In the end, this paper summarizes some practical tricks when designing and implementing a spatiotemporal fusion network: (1) input data quality is the most important factor for a fusion network. When collected data are not in good quality, it is recommended to use two references to eliminate prediction errors. (2) Too-deep networks may easily lead to overfitting, and networks with too deeper layers are not doable in the current situation. (3) Normalization, such as batch normalization [48] or instance normalization [49], do no good for the aforementioned fusion networks, because the normalization will destroy the original data distribution and thus it will reduce the fusion accuracy. (4) The input data of models would better include high-frequency information, otherwise the output image turns to be less sharp. (5) The fusion process is recommended to be performed in high-level feature space instead of raw pixel space to provide much more robustness. (6) Transposed convolution should be avoided for up-sampling, because the transposed convolution in image reconstruction easily leads to the “checkerboard artifacts” [40]. (7) The

l_{2}

loss function can easily lead to a blurry output, but it is more sensitive for outliers. So it is of much importance to design a comprehensive loss function for remote sensing image reconstruction tasks. Above are some empirical rules provided for a reference when designing a new spatiotemporal fusion network.

........

# [Jobs]
A) Answer these from the passage on spatiotemporal fusion networks:
(i) What is named as the most important factor for a fusion network?
(ii) Which two normalization methods are mentioned by name?
(iii) What problem does transposed convolution cause in image reconstruction?
B) Give every reference number that the passage on spatiotemporal fusion networks cites in square brackets.
C) Extend the passage on spatiotemporal fusion networks past its final sentence.

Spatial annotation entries
........

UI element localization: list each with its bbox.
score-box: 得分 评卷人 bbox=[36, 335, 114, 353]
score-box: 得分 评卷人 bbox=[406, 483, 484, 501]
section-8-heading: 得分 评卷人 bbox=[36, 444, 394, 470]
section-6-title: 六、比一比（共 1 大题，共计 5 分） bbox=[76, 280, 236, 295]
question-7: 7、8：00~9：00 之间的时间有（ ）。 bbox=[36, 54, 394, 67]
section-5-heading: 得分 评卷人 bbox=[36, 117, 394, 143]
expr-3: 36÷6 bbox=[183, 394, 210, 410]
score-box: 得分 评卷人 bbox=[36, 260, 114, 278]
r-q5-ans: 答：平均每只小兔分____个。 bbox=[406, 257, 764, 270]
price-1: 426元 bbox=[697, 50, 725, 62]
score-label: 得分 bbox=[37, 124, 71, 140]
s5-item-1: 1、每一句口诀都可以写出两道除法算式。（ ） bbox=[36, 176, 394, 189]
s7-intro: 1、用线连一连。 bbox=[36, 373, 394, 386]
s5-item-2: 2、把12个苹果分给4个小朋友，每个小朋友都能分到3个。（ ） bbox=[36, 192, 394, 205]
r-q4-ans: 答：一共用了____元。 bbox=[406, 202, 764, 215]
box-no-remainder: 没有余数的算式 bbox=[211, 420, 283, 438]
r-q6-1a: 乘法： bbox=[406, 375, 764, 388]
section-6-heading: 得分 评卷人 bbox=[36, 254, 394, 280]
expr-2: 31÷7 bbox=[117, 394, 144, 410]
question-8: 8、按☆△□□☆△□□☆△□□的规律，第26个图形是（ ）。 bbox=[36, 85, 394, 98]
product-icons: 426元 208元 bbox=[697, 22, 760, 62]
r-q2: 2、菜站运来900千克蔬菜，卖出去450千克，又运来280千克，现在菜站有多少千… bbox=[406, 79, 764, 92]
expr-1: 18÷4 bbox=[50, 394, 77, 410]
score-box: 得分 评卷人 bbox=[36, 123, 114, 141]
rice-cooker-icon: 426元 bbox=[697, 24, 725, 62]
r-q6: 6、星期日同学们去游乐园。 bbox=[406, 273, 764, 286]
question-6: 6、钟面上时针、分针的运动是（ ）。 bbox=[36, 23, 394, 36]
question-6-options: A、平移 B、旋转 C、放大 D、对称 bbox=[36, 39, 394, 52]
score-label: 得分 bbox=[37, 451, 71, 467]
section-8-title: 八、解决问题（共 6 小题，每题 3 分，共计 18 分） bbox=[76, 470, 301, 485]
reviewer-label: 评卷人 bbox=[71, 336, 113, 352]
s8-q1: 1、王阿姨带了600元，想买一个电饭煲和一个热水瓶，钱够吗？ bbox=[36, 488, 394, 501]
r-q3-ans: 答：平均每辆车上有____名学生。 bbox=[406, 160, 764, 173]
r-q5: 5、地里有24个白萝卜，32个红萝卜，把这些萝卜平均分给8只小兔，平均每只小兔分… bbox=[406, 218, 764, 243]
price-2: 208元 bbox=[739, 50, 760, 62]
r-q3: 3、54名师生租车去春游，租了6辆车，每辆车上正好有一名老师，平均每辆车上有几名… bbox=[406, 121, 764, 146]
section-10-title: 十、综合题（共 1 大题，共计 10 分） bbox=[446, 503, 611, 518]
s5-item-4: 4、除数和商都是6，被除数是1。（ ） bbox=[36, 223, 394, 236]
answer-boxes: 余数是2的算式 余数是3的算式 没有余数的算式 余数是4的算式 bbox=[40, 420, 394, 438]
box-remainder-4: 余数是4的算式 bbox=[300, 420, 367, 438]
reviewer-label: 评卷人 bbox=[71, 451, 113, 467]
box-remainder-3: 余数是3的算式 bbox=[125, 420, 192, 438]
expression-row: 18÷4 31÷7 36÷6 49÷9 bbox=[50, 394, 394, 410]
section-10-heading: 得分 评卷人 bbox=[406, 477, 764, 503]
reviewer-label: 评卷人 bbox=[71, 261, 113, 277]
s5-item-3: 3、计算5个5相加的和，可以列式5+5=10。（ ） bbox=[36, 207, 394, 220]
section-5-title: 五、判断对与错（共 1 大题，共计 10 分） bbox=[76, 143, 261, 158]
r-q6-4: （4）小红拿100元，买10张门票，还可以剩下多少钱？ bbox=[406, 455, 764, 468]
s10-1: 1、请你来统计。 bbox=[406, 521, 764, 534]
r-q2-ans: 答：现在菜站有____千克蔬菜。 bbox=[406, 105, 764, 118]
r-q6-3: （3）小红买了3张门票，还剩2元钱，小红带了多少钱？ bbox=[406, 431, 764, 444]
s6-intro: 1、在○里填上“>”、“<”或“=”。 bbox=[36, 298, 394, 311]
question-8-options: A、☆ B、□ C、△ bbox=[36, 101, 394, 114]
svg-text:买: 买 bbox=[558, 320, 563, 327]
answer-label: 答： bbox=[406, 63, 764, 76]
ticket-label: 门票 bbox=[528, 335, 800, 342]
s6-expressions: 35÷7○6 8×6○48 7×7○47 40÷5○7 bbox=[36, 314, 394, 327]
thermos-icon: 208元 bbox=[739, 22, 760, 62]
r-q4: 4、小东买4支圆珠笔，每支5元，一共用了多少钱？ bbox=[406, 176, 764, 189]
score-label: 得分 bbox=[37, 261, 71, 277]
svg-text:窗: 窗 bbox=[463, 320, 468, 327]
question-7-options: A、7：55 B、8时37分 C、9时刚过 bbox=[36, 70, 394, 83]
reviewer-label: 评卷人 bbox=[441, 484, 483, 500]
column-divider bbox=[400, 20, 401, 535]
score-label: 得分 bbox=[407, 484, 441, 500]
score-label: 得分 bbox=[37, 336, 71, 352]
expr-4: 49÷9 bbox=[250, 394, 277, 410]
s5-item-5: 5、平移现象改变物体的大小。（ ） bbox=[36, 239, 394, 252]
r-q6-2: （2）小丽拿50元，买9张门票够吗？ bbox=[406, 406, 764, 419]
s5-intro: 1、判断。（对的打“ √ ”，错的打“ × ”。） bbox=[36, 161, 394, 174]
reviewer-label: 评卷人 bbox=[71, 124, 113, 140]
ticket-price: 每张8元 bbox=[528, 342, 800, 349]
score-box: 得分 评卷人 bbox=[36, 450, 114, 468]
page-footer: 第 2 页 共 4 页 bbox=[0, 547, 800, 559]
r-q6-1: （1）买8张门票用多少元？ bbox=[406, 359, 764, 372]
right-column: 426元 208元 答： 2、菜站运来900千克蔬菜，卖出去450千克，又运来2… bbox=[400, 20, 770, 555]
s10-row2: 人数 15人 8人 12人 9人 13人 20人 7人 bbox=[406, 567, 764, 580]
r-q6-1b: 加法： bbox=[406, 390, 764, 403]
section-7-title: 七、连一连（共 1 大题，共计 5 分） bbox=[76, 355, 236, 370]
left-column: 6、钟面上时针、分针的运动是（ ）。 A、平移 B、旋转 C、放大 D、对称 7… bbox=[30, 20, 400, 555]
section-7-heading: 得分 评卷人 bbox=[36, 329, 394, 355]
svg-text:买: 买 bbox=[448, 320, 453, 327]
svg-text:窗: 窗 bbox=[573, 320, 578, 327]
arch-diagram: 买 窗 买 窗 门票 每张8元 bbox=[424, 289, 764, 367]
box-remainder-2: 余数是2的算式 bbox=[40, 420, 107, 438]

........

# [Responses for each task]
A)
(i) Input data quality.
(ii) Batch normalization and instance normalization.
(iii) It easily leads to "checkerboard artifacts."

B) 48, 49, 40

C)
5. Conclusions and Prospects

This paper is devoted to improving prediction accuracy and result image quality using deep learning techniques for spatiotemporal remote sensing image fusion. The contribution of this paper is twofold. First, an improved spatiotemporal fusion network is proposed. With this brand-new architecture, compound loss function and enhanced data strategy, not only does the predicted image gain more sharpness and clarity, but also the prediction accuracy is highly boosted. A series of experiments in two different areas demonstrate the superiority of our EDCSTFN model. Second, the advantages and disadvantages of existing fusion methods are discussed, and a succinct guideline is presented to offer some practical tricks when designing a workable spatiotemporal fusion network.

In spatiotemporal image fusion, much of detailed information needs to be inferred from coarsespatialresolution images as well as extra auxiliary data, especially for the MODIS-Landsat image fusion with the upsampling factor of sixteen. It cannot be denied that there must be a limit regarding prediction accuracy for this ill-posed problem and further improvement may not be easy. Generative adversarial networks (GANs), a class of generative models in deep learning domain, [36,50], present a promising prospect in solving the spatiotemporal fusion problem because they specialize in generating information with higher reliability and fidelity. As a matter of fact, GANs have been applied to image super-resolution with an upsampling factor of four and outperformed other models generating photorealistic images with more details [36,51]. In addition, the prediction accuracy of each pixel for a certain model varies extensively, so the reliability of the fusion result should be concerned. By interacting Bayesian networks into deep learning technologies, it would be possible to solve this uncertainty problem. Currently, limited researches are using Bayesian CNN for computer vision [52], which could be explored to apply in spatiotemporal image fusion.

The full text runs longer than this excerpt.